▶ _The request_
Which lines hold the word "color"? Show each of them.

▶ _Data section_
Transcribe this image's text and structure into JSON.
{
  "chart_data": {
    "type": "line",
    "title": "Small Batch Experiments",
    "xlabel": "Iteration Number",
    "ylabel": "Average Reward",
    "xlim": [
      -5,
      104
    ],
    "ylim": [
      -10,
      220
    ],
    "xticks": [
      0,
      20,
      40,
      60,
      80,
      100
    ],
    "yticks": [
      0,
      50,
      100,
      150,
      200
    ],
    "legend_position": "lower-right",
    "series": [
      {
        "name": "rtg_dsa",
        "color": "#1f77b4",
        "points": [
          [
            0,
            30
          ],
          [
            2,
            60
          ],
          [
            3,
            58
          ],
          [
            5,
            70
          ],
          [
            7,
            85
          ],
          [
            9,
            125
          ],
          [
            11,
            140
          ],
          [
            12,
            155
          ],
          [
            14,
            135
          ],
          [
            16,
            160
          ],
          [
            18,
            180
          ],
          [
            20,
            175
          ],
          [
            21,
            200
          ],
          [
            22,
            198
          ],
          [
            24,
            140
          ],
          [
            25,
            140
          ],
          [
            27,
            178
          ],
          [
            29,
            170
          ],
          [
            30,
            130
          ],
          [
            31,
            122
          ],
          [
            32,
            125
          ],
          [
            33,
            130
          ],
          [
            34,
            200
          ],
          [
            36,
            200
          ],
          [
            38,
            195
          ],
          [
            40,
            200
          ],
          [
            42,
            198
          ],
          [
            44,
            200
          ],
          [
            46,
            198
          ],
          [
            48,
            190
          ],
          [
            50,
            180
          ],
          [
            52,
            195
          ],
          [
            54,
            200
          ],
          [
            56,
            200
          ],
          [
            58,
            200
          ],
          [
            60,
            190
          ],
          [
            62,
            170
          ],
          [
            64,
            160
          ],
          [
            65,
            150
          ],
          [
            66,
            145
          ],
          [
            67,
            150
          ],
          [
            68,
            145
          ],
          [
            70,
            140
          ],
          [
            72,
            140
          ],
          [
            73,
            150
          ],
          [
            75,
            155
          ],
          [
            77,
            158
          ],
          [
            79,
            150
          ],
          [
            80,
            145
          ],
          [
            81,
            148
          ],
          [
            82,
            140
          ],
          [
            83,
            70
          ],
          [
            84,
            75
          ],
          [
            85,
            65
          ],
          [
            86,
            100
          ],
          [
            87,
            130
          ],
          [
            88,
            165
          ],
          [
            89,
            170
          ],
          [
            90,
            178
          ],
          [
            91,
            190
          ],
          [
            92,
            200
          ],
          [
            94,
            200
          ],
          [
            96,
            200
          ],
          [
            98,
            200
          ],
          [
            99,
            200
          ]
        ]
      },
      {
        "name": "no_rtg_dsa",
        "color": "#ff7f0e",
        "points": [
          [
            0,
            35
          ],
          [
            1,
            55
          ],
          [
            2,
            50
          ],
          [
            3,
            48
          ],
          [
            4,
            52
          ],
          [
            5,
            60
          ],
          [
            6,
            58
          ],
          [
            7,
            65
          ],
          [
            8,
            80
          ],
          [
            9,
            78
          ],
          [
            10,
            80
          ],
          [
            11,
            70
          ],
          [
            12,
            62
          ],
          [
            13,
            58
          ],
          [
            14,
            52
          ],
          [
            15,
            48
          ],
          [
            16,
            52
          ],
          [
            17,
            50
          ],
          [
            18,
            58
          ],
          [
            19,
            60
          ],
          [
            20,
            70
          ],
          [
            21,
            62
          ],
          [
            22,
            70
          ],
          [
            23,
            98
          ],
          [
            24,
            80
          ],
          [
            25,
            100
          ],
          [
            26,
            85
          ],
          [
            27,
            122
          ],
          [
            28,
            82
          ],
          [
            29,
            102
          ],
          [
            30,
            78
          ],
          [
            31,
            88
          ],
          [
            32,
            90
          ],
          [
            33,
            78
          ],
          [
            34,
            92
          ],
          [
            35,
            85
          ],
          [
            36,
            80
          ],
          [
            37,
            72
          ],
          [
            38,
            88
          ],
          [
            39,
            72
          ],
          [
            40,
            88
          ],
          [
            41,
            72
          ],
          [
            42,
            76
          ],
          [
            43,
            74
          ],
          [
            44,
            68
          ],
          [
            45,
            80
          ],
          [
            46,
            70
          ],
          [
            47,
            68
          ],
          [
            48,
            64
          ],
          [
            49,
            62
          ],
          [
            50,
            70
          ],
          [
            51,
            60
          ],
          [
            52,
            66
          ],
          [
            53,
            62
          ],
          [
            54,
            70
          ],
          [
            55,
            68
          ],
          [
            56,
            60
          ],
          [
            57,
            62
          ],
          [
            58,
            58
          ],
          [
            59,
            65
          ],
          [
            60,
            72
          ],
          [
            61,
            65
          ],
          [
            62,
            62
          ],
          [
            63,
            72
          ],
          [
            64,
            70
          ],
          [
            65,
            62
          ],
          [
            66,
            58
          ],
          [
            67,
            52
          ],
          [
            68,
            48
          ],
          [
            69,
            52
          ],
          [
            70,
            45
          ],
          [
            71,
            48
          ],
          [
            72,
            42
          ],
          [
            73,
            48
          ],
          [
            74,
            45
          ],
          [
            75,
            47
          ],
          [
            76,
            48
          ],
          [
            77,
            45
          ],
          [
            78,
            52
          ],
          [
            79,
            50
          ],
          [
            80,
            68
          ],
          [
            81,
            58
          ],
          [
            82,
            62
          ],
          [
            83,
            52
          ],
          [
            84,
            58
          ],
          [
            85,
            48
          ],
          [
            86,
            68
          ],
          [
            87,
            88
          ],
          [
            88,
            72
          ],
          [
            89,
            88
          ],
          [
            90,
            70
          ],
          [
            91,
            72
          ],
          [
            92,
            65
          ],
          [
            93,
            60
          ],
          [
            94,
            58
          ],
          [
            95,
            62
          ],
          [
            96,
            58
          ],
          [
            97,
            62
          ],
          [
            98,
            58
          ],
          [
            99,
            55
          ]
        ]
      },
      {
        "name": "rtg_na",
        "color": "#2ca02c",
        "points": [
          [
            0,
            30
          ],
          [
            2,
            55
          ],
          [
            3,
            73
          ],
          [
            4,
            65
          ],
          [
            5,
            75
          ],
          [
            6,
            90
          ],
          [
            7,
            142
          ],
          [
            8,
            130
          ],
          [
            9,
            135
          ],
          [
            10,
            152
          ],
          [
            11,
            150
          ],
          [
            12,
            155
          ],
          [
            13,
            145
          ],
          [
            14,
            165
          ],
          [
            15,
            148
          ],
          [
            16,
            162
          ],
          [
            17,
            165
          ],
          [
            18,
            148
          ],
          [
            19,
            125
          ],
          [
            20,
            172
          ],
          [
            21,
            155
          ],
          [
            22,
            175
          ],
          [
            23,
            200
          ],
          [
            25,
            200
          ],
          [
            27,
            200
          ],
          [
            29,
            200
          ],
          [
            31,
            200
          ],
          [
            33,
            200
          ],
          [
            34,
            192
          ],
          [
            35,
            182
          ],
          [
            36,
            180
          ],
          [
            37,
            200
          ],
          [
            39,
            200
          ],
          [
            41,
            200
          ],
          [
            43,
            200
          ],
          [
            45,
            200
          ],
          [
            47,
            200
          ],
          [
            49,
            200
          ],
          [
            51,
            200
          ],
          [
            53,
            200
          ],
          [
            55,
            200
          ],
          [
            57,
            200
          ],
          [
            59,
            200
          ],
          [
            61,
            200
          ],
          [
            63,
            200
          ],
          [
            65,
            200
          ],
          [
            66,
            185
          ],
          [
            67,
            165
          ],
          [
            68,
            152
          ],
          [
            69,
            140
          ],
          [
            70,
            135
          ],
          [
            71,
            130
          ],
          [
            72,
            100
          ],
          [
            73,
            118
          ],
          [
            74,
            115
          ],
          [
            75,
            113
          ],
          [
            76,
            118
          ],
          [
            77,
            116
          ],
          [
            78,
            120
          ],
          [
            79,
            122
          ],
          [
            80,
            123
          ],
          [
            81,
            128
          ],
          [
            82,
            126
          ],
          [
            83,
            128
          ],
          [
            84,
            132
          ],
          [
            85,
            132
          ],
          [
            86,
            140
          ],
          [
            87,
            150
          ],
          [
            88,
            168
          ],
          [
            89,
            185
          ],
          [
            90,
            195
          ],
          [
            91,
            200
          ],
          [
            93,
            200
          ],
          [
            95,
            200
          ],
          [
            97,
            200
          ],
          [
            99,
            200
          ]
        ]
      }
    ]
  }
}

▶ _Answer for this exercise_
        "color": "#1f77b4",
        "color": "#ff7f0e",
        "color": "#2ca02c",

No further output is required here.